* [JOB]: Copy each line with the word "Vehicle" in it.

(Extracts from a graphics dataset)
——

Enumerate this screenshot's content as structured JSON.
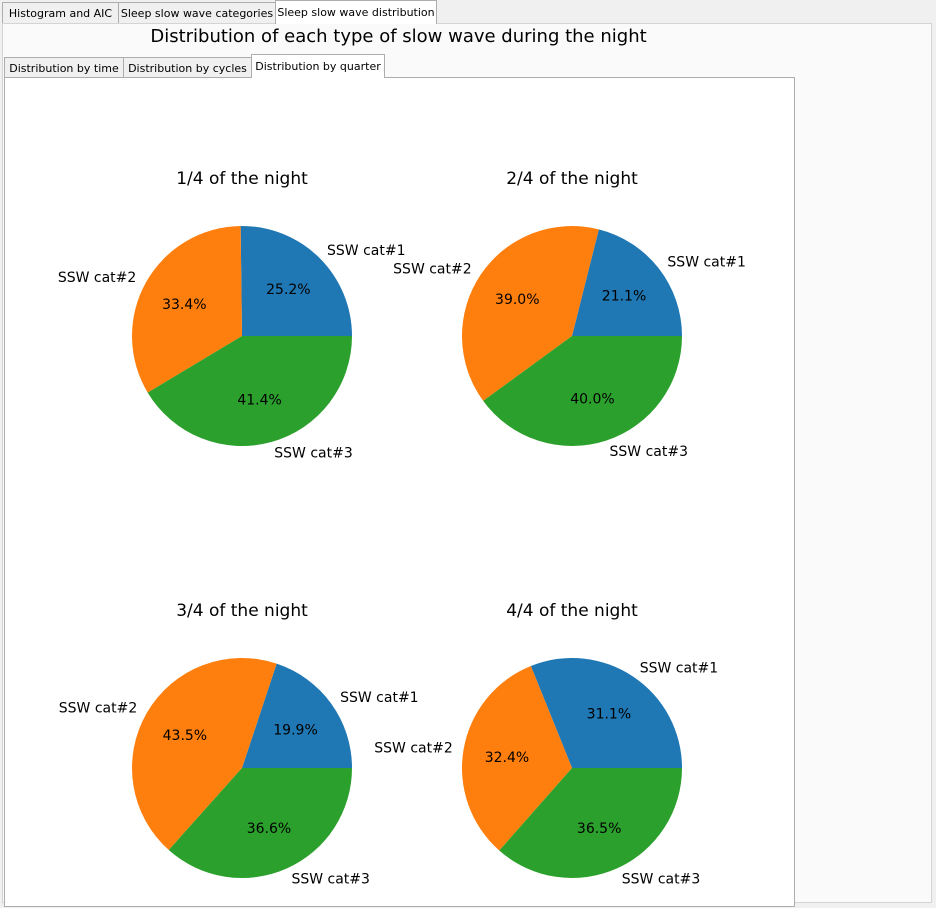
{
  "tabs": [
    {
      "label": "Histogram and AIC"
    },
    {
      "label": "Sleep slow wave categories"
    },
    {
      "label": "Sleep slow wave distribution"
    }
  ],
  "figure_title": "Distribution of each type of slow wave during the night",
  "subtabs": [
    {
      "label": "Distribution by time"
    },
    {
      "label": "Distribution by cycles"
    },
    {
      "label": "Distribution by quarter"
    }
  ],
  "colors": {
    "cat1": "#1f77b4",
    "cat2": "#ff7f0e",
    "cat3": "#2ca02c"
  },
  "chart_data": [
    {
      "type": "pie",
      "title": "1/4 of the night",
      "labels": [
        "SSW cat#1",
        "SSW cat#2",
        "SSW cat#3"
      ],
      "values": [
        25.2,
        33.4,
        41.4
      ],
      "pct_labels": [
        "25.2%",
        "33.4%",
        "41.4%"
      ]
    },
    {
      "type": "pie",
      "title": "2/4 of the night",
      "labels": [
        "SSW cat#1",
        "SSW cat#2",
        "SSW cat#3"
      ],
      "values": [
        21.1,
        39.0,
        40.0
      ],
      "pct_labels": [
        "21.1%",
        "39.0%",
        "40.0%"
      ]
    },
    {
      "type": "pie",
      "title": "3/4 of the night",
      "labels": [
        "SSW cat#1",
        "SSW cat#2",
        "SSW cat#3"
      ],
      "values": [
        19.9,
        43.5,
        36.6
      ],
      "pct_labels": [
        "19.9%",
        "43.5%",
        "36.6%"
      ]
    },
    {
      "type": "pie",
      "title": "4/4 of the night",
      "labels": [
        "SSW cat#1",
        "SSW cat#2",
        "SSW cat#3"
      ],
      "values": [
        31.1,
        32.4,
        36.5
      ],
      "pct_labels": [
        "31.1%",
        "32.4%",
        "36.5%"
      ]
    }
  ]
}
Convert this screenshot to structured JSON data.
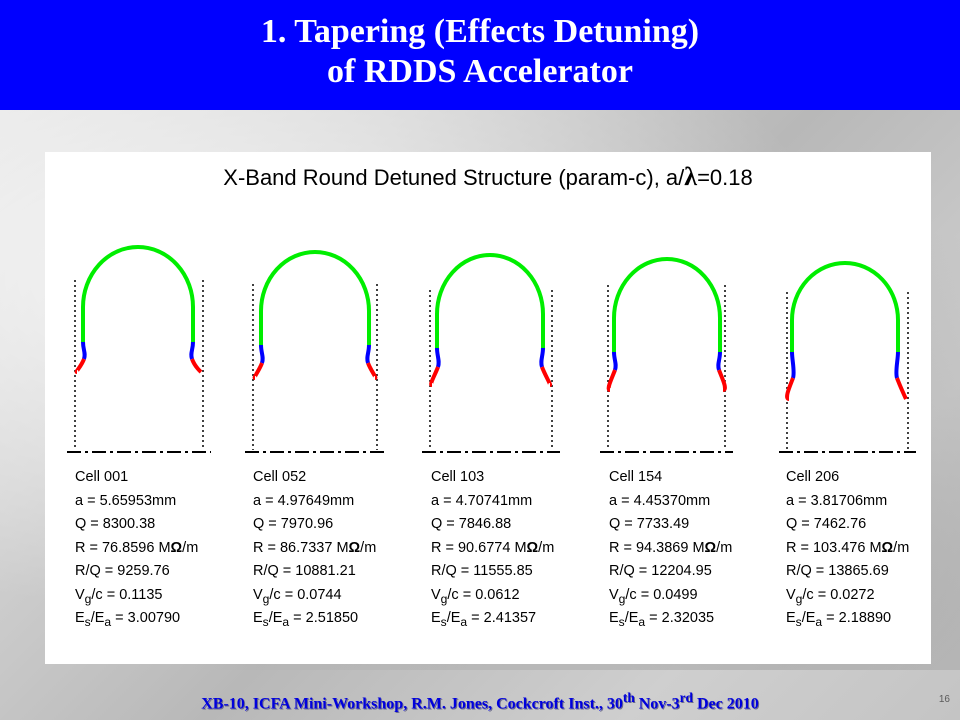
{
  "header": {
    "line1": "1. Tapering (Effects Detuning)",
    "line2": "of RDDS Accelerator"
  },
  "panel": {
    "title_text": "X-Band Round Detuned Structure (param-c), a/",
    "title_symbol": "λ",
    "title_value": "=0.18"
  },
  "colors": {
    "iris": "#ff0000",
    "transition": "#0000ff",
    "cavity": "#00ee00",
    "header_bg": "#0000ff"
  },
  "cells": [
    {
      "name": "Cell 001",
      "a": "a = 5.65953mm",
      "q": "Q = 8300.38",
      "r_pre": "R = 76.8596 M",
      "r_post": "/m",
      "rq": "R/Q = 9259.76",
      "vg_pre": "V",
      "vg_sub": "g",
      "vg_post": "/c = 0.1135",
      "es_pre": "E",
      "es_sub": "s",
      "es_mid": "/E",
      "es_sub2": "a",
      "es_post": " = 3.00790"
    },
    {
      "name": "Cell 052",
      "a": "a = 4.97649mm",
      "q": "Q = 7970.96",
      "r_pre": "R = 86.7337 M",
      "r_post": "/m",
      "rq": "R/Q = 10881.21",
      "vg_pre": "V",
      "vg_sub": "g",
      "vg_post": "/c = 0.0744",
      "es_pre": "E",
      "es_sub": "s",
      "es_mid": "/E",
      "es_sub2": "a",
      "es_post": " = 2.51850"
    },
    {
      "name": "Cell 103",
      "a": "a = 4.70741mm",
      "q": "Q = 7846.88",
      "r_pre": "R = 90.6774 M",
      "r_post": "/m",
      "rq": "R/Q = 11555.85",
      "vg_pre": "V",
      "vg_sub": "g",
      "vg_post": "/c = 0.0612",
      "es_pre": "E",
      "es_sub": "s",
      "es_mid": "/E",
      "es_sub2": "a",
      "es_post": " = 2.41357"
    },
    {
      "name": "Cell 154",
      "a": "a = 4.45370mm",
      "q": "Q = 7733.49",
      "r_pre": "R = 94.3869 M",
      "r_post": "/m",
      "rq": "R/Q = 12204.95",
      "vg_pre": "V",
      "vg_sub": "g",
      "vg_post": "/c = 0.0499",
      "es_pre": "E",
      "es_sub": "s",
      "es_mid": "/E",
      "es_sub2": "a",
      "es_post": " = 2.32035"
    },
    {
      "name": "Cell 206",
      "a": "a = 3.81706mm",
      "q": "Q = 7462.76",
      "r_pre": "R = 103.476 M",
      "r_post": "/m",
      "rq": "R/Q = 13865.69",
      "vg_pre": "V",
      "vg_sub": "g",
      "vg_post": "/c = 0.0272",
      "es_pre": "E",
      "es_sub": "s",
      "es_mid": "/E",
      "es_sub2": "a",
      "es_post": " = 2.18890"
    }
  ],
  "omega_symbol": "Ω",
  "footer": {
    "pre": "XB-10, ICFA Mini-Workshop, R.M. Jones, Cockcroft Inst., 30",
    "sup1": "th",
    "mid": " Nov-3",
    "sup2": "rd",
    "post": " Dec 2010"
  },
  "page_number": "16"
}
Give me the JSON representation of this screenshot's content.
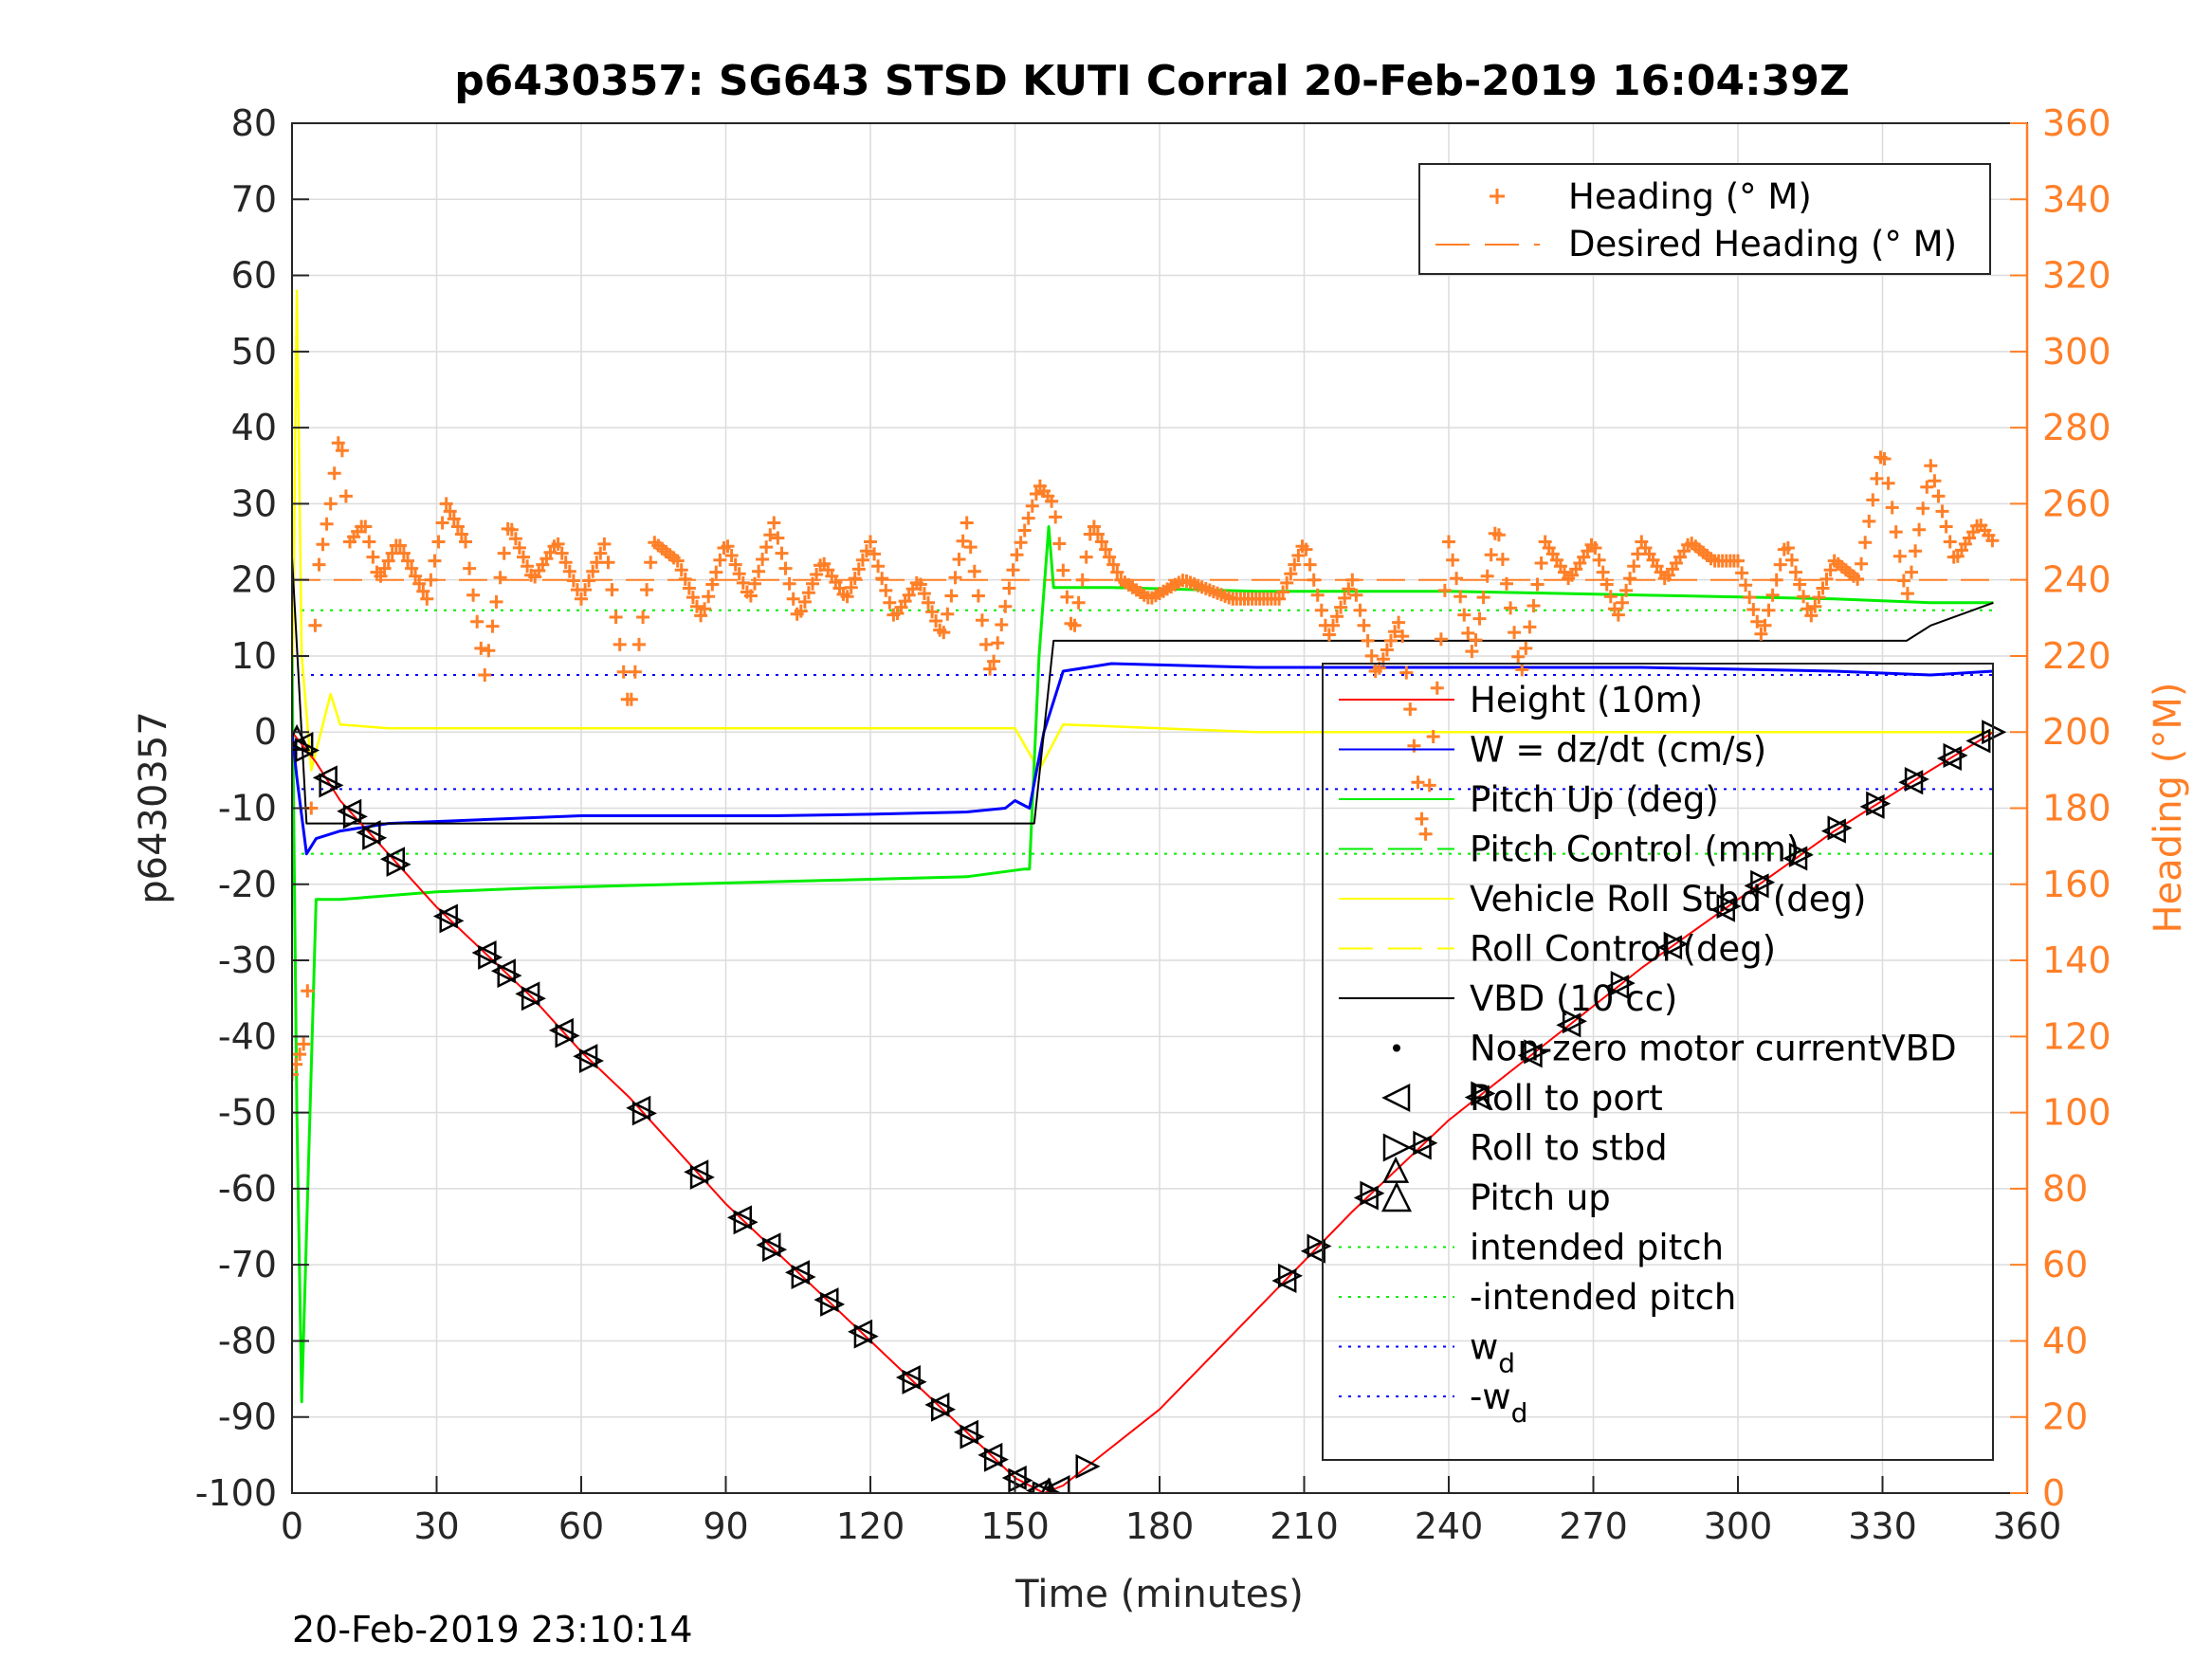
{
  "chart_data": {
    "type": "line",
    "title": "p6430357: SG643 STSD KUTI Corral 20-Feb-2019 16:04:39Z",
    "xlabel": "Time (minutes)",
    "ylabel": "p6430357",
    "ylabel_right": "Heading (°M)",
    "footer": "20-Feb-2019 23:10:14",
    "xlim": [
      0,
      360
    ],
    "ylim": [
      -100,
      80
    ],
    "ylim_right": [
      0,
      360
    ],
    "xticks": [
      0,
      30,
      60,
      90,
      120,
      150,
      180,
      210,
      240,
      270,
      300,
      330,
      360
    ],
    "yticks": [
      80,
      70,
      60,
      50,
      40,
      30,
      20,
      10,
      0,
      -10,
      -20,
      -30,
      -40,
      -50,
      -60,
      -70,
      -80,
      -90,
      -100
    ],
    "yticks_right": [
      360,
      340,
      320,
      300,
      280,
      260,
      240,
      220,
      200,
      180,
      160,
      140,
      120,
      100,
      80,
      60,
      40,
      20,
      0
    ],
    "grid": true,
    "colors": {
      "heading": "#ff7f27",
      "height": "#ff0000",
      "w": "#0000ff",
      "pitch": "#00ee00",
      "roll": "#ffff00",
      "vbd": "#000000"
    },
    "legend_right": {
      "placement": "top-right",
      "entries": [
        "Heading (° M)",
        "Desired Heading (° M)"
      ]
    },
    "legend_left": {
      "placement": "lower-right",
      "entries": [
        {
          "label": "Height (10m)",
          "style": "red-line"
        },
        {
          "label": "W = dz/dt (cm/s)",
          "style": "blue-line"
        },
        {
          "label": "Pitch Up (deg)",
          "style": "green-line"
        },
        {
          "label": "Pitch Control (mm)",
          "style": "green-dash"
        },
        {
          "label": "Vehicle Roll Stbd (deg)",
          "style": "yellow-line"
        },
        {
          "label": "Roll Control (deg)",
          "style": "yellow-dash"
        },
        {
          "label": "VBD (10 cc)",
          "style": "black-line"
        },
        {
          "label": "Non-zero motor currentVBD",
          "style": "black-dot"
        },
        {
          "label": "Roll to port",
          "style": "tri-left"
        },
        {
          "label": "Roll to stbd",
          "style": "tri-right"
        },
        {
          "label": "Pitch up",
          "style": "tri-up"
        },
        {
          "label": "intended pitch",
          "style": "green-dot"
        },
        {
          "label": "-intended pitch",
          "style": "green-dot"
        },
        {
          "label": "w",
          "sub": "d",
          "style": "blue-dot"
        },
        {
          "label": "-w",
          "sub": "d",
          "style": "blue-dot"
        }
      ]
    },
    "series": [
      {
        "name": "Height (10m)",
        "axis": "left",
        "x": [
          0,
          5,
          10,
          20,
          30,
          40,
          50,
          60,
          70,
          80,
          90,
          100,
          110,
          120,
          130,
          140,
          150,
          156,
          160,
          166,
          180,
          200,
          220,
          240,
          260,
          280,
          300,
          320,
          340,
          353
        ],
        "y": [
          0,
          -4,
          -9,
          -16,
          -23,
          -29,
          -35,
          -42,
          -48,
          -55,
          -62,
          -68,
          -74,
          -80,
          -86,
          -92,
          -98,
          -100,
          -99,
          -96,
          -89,
          -76,
          -63,
          -51,
          -41,
          -31,
          -22,
          -13,
          -5,
          0
        ]
      },
      {
        "name": "W = dz/dt (cm/s)",
        "axis": "left",
        "x": [
          0,
          1,
          3,
          5,
          10,
          20,
          40,
          60,
          80,
          100,
          120,
          140,
          148,
          150,
          153,
          156,
          160,
          170,
          200,
          240,
          280,
          320,
          340,
          353
        ],
        "y": [
          0,
          -6,
          -16,
          -14,
          -13,
          -12,
          -11.5,
          -11,
          -11,
          -11,
          -10.8,
          -10.5,
          -10,
          -9,
          -10,
          0,
          8,
          9,
          8.5,
          8.5,
          8.5,
          8,
          7.5,
          8
        ]
      },
      {
        "name": "Pitch Up (deg)",
        "axis": "left",
        "x": [
          0,
          1,
          2,
          5,
          10,
          30,
          50,
          80,
          110,
          140,
          152,
          153,
          155,
          157,
          158,
          170,
          200,
          240,
          280,
          320,
          340,
          353
        ],
        "y": [
          10,
          -50,
          -88,
          -22,
          -22,
          -21,
          -20.5,
          -20,
          -19.5,
          -19,
          -18,
          -18,
          10,
          27,
          19,
          19,
          18.5,
          18.5,
          18,
          17.5,
          17,
          17
        ]
      },
      {
        "name": "Vehicle Roll Stbd (deg)",
        "axis": "left",
        "x": [
          0,
          1,
          2,
          4,
          6,
          8,
          10,
          20,
          40,
          60,
          80,
          100,
          120,
          140,
          150,
          155,
          160,
          180,
          200,
          240,
          280,
          320,
          353
        ],
        "y": [
          0,
          58,
          10,
          -5,
          0,
          5,
          1,
          0.5,
          0.5,
          0.5,
          0.5,
          0.5,
          0.5,
          0.5,
          0.5,
          -5,
          1,
          0.5,
          0,
          0,
          0,
          0,
          0
        ]
      },
      {
        "name": "VBD (10 cc)",
        "axis": "left",
        "x": [
          0,
          3,
          150,
          154,
          158,
          335,
          340,
          353
        ],
        "y": [
          23,
          -12,
          -12,
          -12,
          12,
          12,
          14,
          17
        ]
      },
      {
        "name": "Heading (° M)",
        "axis": "right",
        "x": [
          0,
          3,
          5,
          8,
          10,
          12,
          15,
          18,
          22,
          28,
          32,
          36,
          40,
          45,
          50,
          55,
          60,
          65,
          70,
          75,
          80,
          85,
          90,
          95,
          100,
          105,
          110,
          115,
          120,
          125,
          130,
          135,
          140,
          145,
          150,
          155,
          158,
          162,
          166,
          172,
          178,
          185,
          195,
          205,
          210,
          215,
          220,
          225,
          230,
          235,
          240,
          245,
          250,
          255,
          260,
          265,
          270,
          275,
          280,
          285,
          290,
          295,
          300,
          305,
          310,
          315,
          320,
          325,
          330,
          335,
          340,
          345,
          350,
          353
        ],
        "y": [
          110,
          120,
          240,
          260,
          280,
          250,
          255,
          240,
          250,
          235,
          260,
          250,
          215,
          255,
          240,
          250,
          235,
          250,
          205,
          250,
          245,
          230,
          250,
          235,
          255,
          230,
          245,
          235,
          250,
          230,
          240,
          225,
          255,
          215,
          245,
          265,
          260,
          225,
          255,
          240,
          235,
          240,
          235,
          235,
          250,
          225,
          240,
          215,
          230,
          170,
          250,
          220,
          255,
          215,
          250,
          240,
          250,
          230,
          250,
          240,
          250,
          245,
          245,
          225,
          250,
          230,
          245,
          240,
          275,
          235,
          270,
          245,
          255,
          250
        ]
      },
      {
        "name": "Desired Heading (° M)",
        "axis": "right",
        "x": [
          0,
          353
        ],
        "y": [
          240,
          240
        ]
      }
    ],
    "reference_lines": [
      {
        "name": "intended pitch",
        "value": 16,
        "axis": "left"
      },
      {
        "name": "-intended pitch",
        "value": -16,
        "axis": "left"
      },
      {
        "name": "w_d",
        "value": 7.5,
        "axis": "left"
      },
      {
        "name": "-w_d",
        "value": -7.5,
        "axis": "left"
      }
    ],
    "markers": {
      "roll_to_port_x": [
        2,
        7,
        12,
        16,
        21,
        32,
        40,
        44,
        49,
        56,
        61,
        72,
        84,
        93,
        99,
        105,
        111,
        118,
        128,
        134,
        140,
        145,
        150,
        155,
        159,
        206,
        212,
        223,
        234,
        246,
        257,
        265,
        275,
        286,
        297,
        304,
        312,
        320,
        328,
        336,
        344,
        350
      ],
      "roll_to_stbd_x": [
        3,
        8,
        13,
        17,
        22,
        33,
        41,
        45,
        50,
        57,
        62,
        73,
        85,
        94,
        100,
        106,
        112,
        119,
        129,
        135,
        141,
        146,
        151,
        156,
        165,
        207,
        213,
        224,
        235,
        247,
        258,
        266,
        276,
        287,
        298,
        305,
        313,
        321,
        329,
        337,
        345,
        353
      ],
      "pitch_up_x": [
        1,
        157,
        229
      ]
    }
  }
}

——

* [FINISHED EXERCISE]:
          "label": "Vehicle Roll Stbd (deg)",
        "name": "Vehicle Roll Stbd (deg)",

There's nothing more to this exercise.